(Short problem)
Do not carry the pictures over; copy every other part of the entries exactly.

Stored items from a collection
□ □ □ □

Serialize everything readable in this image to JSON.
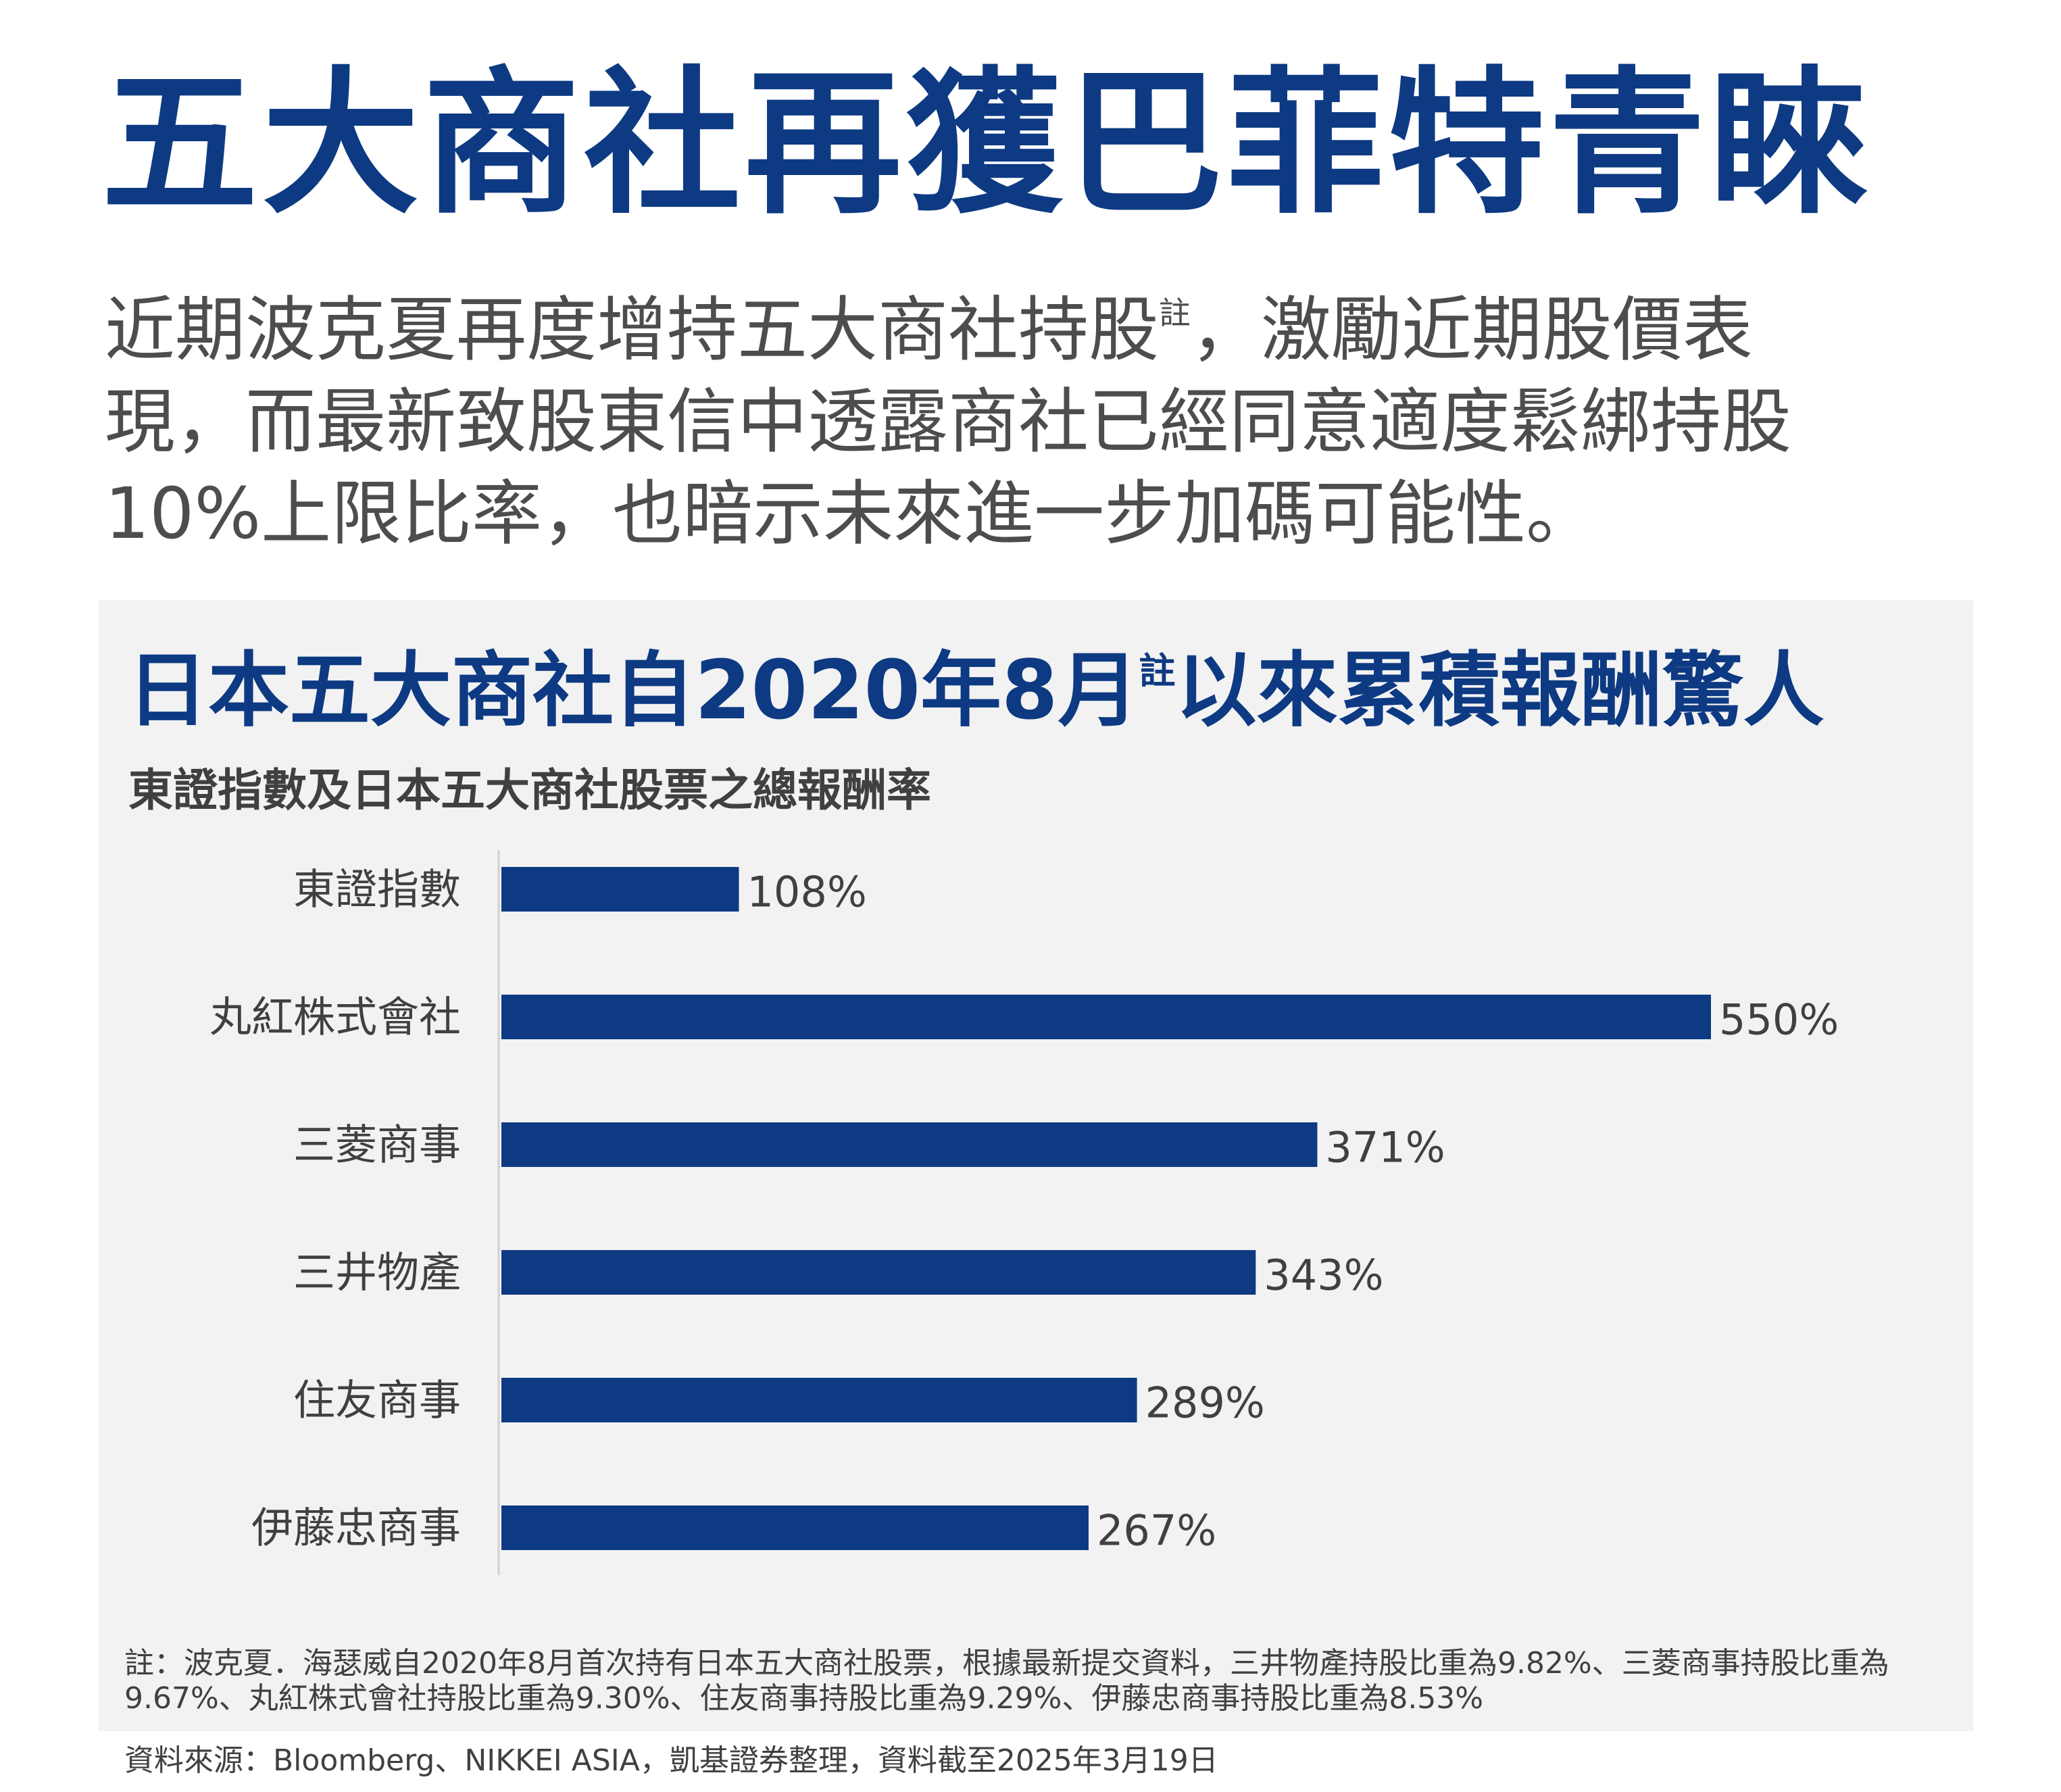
{
  "headline": "五大商社再獲巴菲特青睞",
  "intro": {
    "line1_text": "近期波克夏再度增持五大商社持股",
    "line1_mark": "註",
    "line1_rest": "，激勵近期股價表",
    "line2": "現，而最新致股東信中透露商社已經同意適度鬆綁持股",
    "line3": "10%上限比率，也暗示未來進一步加碼可能性。"
  },
  "footnote": "註：波克夏．海瑟威自2020年8月首次持有日本五大商社股票，根據最新提交資料，三井物產持股比重為9.82%、三菱商事持股比重為9.67%、丸紅株式會社持股比重為9.30%、住友商事持股比重為9.29%、伊藤忠商事持股比重為8.53%",
  "source": "資料來源：Bloomberg、NIKKEI ASIA，凱基證券整理，資料截至2025年3月19日",
  "chart_data": {
    "type": "bar",
    "orientation": "horizontal",
    "title_text": "日本五大商社自2020年8月",
    "title_mark": "註",
    "title_rest": "以來累積報酬驚人",
    "subtitle": "東證指數及日本五大商社股票之總報酬率",
    "categories": [
      "東證指數",
      "丸紅株式會社",
      "三菱商事",
      "三井物產",
      "住友商事",
      "伊藤忠商事"
    ],
    "values": [
      108,
      550,
      371,
      343,
      289,
      267
    ],
    "value_labels": [
      "108%",
      "550%",
      "371%",
      "343%",
      "289%",
      "267%"
    ],
    "unit": "%",
    "xlim": [
      0,
      550
    ],
    "bar_color": "#0d3a82",
    "grid": false,
    "legend": "none"
  }
}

□ □ □ □

(Written reply)
Serialize everything readable in this image to JSON.
{
  "headline": "五大商社再獲巴菲特青睞",
  "intro": {
    "line1_text": "近期波克夏再度增持五大商社持股",
    "line1_mark": "註",
    "line1_rest": "，激勵近期股價表",
    "line2": "現，而最新致股東信中透露商社已經同意適度鬆綁持股",
    "line3": "10%上限比率，也暗示未來進一步加碼可能性。"
  },
  "footnote": "註：波克夏．海瑟威自2020年8月首次持有日本五大商社股票，根據最新提交資料，三井物產持股比重為9.82%、三菱商事持股比重為9.67%、丸紅株式會社持股比重為9.30%、住友商事持股比重為9.29%、伊藤忠商事持股比重為8.53%",
  "source": "資料來源：Bloomberg、NIKKEI ASIA，凱基證券整理，資料截至2025年3月19日",
  "chart_data": {
    "type": "bar",
    "orientation": "horizontal",
    "title_text": "日本五大商社自2020年8月",
    "title_mark": "註",
    "title_rest": "以來累積報酬驚人",
    "subtitle": "東證指數及日本五大商社股票之總報酬率",
    "categories": [
      "東證指數",
      "丸紅株式會社",
      "三菱商事",
      "三井物產",
      "住友商事",
      "伊藤忠商事"
    ],
    "values": [
      108,
      550,
      371,
      343,
      289,
      267
    ],
    "value_labels": [
      "108%",
      "550%",
      "371%",
      "343%",
      "289%",
      "267%"
    ],
    "unit": "%",
    "xlim": [
      0,
      550
    ],
    "bar_color": "#0d3a82",
    "grid": false,
    "legend": "none"
  }
}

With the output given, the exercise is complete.